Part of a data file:
------------------------------------------------------------------------
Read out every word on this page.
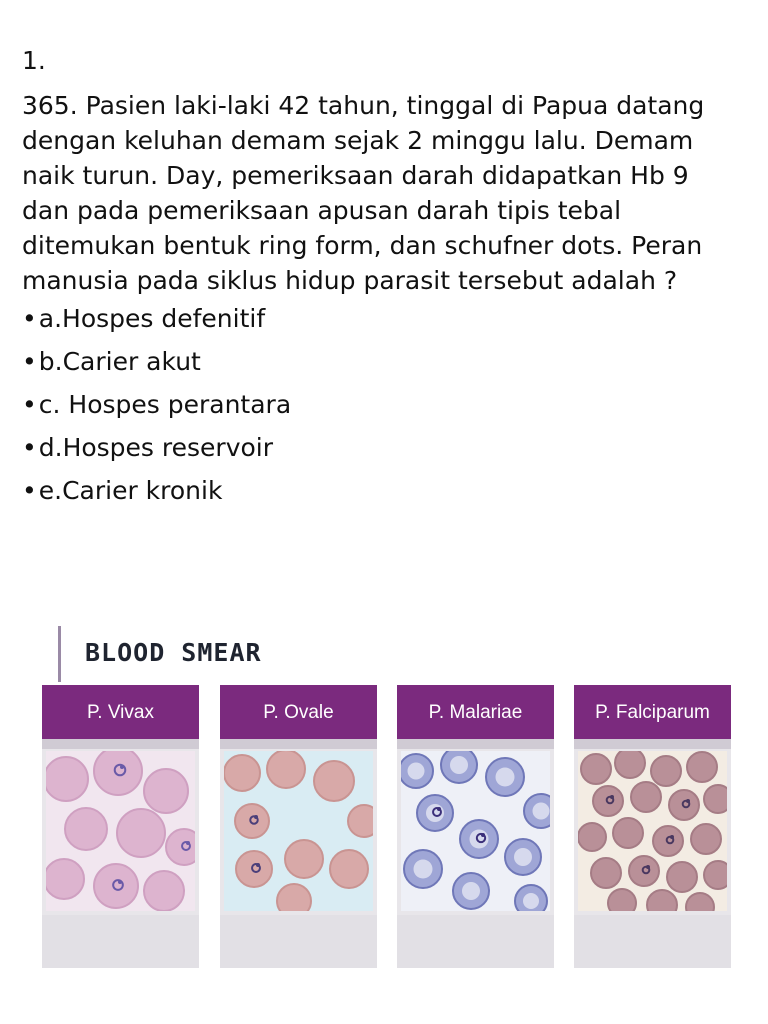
1.

365. Pasien laki-laki 42 tahun, tinggal di Papua datang dengan keluhan demam sejak 2 minggu lalu. Demam naik turun. Day, pemeriksaan darah didapatkan Hb 9 dan pada pemeriksaan apusan darah tipis tebal ditemukan bentuk ring form, dan schufner dots. Peran manusia pada siklus hidup parasit tersebut adalah ?

•a.Hospes defenitif
•b.Carier akut
•c. Hospes perantara
•d.Hospes reservoir
•e.Carier kronik
BLOOD SMEAR
P. Vivax	P. Ovale	P. Malariae	P. Falciparum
------------------------------------------------------------------------
What is being asked:
Copy each line of the data that contains the word "Hospes".

Task output:
•a.Hospes defenitif
•c. Hospes perantara
•d.Hospes reservoir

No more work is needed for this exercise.